-- BEGIN EXERCISE DATA --

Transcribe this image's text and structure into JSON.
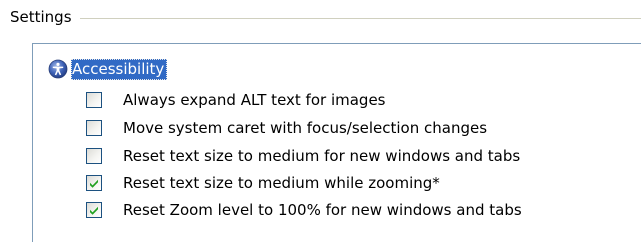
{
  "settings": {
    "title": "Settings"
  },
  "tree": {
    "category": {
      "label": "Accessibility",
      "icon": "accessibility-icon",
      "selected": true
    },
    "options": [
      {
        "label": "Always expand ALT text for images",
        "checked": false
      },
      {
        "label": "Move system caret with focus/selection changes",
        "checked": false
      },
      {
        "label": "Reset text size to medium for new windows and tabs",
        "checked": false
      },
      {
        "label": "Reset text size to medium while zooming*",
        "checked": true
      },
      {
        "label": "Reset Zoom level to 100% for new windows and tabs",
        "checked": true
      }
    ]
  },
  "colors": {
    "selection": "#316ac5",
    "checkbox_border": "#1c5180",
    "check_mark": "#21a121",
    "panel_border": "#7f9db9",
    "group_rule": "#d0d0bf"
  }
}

-- END EXERCISE DATA --
-- BEGIN EXERCISE DATA --

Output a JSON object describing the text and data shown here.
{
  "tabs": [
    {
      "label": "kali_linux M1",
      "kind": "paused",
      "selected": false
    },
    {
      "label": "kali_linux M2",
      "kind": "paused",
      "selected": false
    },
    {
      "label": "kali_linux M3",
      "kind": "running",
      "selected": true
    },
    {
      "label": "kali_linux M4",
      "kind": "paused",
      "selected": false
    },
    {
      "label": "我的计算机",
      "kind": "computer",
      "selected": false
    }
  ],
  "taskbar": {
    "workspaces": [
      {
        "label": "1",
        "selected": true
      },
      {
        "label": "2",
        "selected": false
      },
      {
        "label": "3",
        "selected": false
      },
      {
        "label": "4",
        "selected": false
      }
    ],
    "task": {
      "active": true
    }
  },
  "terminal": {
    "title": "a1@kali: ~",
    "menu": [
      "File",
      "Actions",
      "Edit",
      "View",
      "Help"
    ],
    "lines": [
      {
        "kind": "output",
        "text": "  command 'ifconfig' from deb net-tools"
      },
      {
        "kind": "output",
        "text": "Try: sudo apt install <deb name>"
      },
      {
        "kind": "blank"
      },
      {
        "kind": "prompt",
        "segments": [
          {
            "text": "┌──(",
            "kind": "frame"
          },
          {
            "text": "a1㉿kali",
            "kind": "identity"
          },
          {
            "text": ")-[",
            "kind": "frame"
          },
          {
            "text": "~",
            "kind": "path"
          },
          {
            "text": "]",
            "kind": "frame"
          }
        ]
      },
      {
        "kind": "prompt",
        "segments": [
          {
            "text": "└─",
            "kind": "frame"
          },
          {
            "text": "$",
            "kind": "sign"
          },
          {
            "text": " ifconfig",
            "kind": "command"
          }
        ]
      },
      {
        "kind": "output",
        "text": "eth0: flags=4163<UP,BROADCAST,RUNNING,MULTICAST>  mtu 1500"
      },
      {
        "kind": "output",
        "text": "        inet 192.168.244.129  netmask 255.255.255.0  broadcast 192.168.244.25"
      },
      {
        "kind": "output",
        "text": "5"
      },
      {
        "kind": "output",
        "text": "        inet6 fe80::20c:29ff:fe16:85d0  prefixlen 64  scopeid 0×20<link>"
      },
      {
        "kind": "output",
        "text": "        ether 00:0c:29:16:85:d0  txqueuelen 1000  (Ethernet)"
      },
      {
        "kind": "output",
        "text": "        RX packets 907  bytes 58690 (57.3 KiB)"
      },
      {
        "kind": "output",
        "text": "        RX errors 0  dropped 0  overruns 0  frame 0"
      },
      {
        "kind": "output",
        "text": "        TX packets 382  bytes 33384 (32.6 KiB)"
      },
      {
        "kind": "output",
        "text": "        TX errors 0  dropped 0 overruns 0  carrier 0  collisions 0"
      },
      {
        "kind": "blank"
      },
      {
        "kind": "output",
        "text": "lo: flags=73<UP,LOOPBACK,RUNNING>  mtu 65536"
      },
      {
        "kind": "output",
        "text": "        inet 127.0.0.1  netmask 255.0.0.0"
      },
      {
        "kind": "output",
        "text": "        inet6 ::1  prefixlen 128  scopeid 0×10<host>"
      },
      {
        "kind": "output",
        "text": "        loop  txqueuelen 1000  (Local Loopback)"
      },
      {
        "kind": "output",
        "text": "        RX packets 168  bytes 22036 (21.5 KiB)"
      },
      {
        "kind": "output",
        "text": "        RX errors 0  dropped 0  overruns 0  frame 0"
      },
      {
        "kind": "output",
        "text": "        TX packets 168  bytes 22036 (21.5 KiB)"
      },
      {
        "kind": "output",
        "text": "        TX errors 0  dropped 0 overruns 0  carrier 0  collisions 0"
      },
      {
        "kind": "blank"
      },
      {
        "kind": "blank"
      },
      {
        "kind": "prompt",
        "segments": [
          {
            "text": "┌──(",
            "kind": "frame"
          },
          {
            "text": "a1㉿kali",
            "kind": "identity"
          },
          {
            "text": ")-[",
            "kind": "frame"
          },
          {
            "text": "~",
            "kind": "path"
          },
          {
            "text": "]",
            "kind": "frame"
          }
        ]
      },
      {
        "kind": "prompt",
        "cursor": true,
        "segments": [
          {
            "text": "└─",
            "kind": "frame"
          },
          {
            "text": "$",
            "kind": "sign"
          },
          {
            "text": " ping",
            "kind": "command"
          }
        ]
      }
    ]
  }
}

-- END EXERCISE DATA --
-- BEGIN EXERCISE DATA --

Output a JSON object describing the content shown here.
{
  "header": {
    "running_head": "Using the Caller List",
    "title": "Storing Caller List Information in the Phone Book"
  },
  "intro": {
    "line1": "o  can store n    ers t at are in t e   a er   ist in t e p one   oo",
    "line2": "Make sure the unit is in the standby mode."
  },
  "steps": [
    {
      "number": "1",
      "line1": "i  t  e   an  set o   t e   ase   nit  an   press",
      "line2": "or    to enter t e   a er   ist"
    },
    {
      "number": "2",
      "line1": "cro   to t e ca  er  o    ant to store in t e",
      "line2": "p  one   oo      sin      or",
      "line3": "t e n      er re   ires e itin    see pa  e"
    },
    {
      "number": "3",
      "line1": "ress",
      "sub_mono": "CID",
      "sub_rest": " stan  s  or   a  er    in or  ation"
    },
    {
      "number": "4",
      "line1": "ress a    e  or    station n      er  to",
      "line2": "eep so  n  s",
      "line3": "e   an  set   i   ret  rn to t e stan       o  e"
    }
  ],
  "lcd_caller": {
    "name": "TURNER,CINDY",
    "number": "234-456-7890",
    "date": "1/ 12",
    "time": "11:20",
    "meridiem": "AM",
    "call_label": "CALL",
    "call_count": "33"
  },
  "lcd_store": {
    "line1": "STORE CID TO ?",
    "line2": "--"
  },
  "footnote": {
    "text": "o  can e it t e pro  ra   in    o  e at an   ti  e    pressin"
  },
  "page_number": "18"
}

-- END EXERCISE DATA --

**THE EXERCISE:** The answer is one number: how many lines of the material above contain "Reset".

**RESULT OF THIS TASK:** 3